Provided entries -
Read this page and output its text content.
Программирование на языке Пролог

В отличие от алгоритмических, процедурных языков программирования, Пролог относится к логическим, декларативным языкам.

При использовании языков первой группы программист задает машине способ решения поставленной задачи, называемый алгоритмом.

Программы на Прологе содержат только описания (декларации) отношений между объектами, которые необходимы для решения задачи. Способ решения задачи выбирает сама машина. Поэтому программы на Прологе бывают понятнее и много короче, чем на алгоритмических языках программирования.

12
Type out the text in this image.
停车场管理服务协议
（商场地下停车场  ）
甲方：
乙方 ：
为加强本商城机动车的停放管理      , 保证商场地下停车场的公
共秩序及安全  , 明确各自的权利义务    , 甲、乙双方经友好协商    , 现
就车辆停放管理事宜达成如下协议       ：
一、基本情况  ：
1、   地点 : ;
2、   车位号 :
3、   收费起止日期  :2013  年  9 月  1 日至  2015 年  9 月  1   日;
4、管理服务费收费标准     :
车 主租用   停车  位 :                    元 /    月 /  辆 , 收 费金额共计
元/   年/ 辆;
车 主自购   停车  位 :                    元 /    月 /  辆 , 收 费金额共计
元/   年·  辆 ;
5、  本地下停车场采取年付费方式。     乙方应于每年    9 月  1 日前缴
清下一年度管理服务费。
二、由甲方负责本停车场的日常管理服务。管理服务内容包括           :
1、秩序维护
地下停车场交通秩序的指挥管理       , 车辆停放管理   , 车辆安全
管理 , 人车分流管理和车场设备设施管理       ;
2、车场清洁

==

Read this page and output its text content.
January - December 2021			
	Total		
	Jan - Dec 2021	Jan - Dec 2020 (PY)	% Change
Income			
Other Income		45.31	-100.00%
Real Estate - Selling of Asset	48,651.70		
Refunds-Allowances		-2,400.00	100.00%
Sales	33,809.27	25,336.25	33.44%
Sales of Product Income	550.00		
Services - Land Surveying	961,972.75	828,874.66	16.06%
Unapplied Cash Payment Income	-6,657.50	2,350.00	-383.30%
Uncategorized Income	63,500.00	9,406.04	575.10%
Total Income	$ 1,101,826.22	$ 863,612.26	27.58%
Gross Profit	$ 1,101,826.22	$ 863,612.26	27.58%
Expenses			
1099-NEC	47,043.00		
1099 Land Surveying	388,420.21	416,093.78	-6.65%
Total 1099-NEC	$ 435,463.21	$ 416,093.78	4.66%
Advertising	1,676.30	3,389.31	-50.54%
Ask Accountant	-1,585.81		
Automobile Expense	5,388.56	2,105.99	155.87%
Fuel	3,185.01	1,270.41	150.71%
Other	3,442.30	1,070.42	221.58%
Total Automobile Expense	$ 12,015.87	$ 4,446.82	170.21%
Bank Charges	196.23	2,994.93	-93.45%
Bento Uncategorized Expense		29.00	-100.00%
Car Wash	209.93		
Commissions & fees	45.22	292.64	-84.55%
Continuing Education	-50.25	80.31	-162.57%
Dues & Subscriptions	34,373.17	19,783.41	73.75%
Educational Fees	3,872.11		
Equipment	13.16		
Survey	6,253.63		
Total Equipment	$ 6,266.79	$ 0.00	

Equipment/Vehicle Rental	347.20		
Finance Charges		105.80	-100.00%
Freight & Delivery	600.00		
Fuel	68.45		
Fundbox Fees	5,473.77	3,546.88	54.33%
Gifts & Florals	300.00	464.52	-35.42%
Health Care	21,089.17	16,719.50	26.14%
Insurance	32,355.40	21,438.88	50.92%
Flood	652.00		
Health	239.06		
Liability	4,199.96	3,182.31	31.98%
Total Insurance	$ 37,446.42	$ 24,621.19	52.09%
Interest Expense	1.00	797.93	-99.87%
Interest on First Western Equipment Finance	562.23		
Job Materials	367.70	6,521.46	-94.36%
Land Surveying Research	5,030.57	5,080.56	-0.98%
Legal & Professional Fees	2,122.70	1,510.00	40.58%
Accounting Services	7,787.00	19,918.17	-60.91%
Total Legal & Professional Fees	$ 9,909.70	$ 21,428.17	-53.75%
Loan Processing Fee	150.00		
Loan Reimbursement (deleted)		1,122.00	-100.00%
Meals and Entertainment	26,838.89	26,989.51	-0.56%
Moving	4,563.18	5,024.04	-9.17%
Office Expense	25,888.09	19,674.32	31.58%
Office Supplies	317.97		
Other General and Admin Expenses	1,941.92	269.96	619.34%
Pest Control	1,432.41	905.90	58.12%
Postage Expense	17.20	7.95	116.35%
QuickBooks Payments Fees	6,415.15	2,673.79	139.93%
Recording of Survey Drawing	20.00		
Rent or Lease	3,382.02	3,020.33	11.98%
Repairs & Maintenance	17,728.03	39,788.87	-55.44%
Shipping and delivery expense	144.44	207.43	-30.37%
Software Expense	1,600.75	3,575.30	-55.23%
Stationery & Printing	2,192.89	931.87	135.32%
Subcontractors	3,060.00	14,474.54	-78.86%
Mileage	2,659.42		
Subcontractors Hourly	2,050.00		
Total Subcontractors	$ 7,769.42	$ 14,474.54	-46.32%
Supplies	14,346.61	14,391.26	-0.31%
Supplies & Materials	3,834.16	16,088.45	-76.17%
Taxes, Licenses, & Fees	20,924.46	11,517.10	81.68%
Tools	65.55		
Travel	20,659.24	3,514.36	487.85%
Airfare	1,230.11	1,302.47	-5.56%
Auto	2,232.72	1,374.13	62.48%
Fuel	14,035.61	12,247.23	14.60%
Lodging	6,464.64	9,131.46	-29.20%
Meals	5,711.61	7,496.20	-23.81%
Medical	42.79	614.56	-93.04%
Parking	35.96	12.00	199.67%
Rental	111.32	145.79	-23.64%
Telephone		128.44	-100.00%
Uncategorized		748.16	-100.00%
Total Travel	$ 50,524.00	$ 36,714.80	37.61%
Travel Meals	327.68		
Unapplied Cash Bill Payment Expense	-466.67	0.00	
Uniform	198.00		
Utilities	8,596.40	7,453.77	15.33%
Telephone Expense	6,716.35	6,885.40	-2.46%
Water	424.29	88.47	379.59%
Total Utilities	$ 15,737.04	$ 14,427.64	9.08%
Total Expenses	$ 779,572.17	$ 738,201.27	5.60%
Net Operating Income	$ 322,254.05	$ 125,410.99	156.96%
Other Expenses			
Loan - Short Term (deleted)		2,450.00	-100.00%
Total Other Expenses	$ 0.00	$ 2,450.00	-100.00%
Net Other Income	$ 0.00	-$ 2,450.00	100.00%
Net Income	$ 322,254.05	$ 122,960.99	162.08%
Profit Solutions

Challenge - Look through the data above. Each line containing the word "Surveying" needs to be copied.

Response for this exercise -
Services - Land Surveying	961,972.75	828,874.66	16.06%
1099 Land Surveying	388,420.21	416,093.78	-6.65%
Land Surveying Research	5,030.57	5,080.56	-0.98%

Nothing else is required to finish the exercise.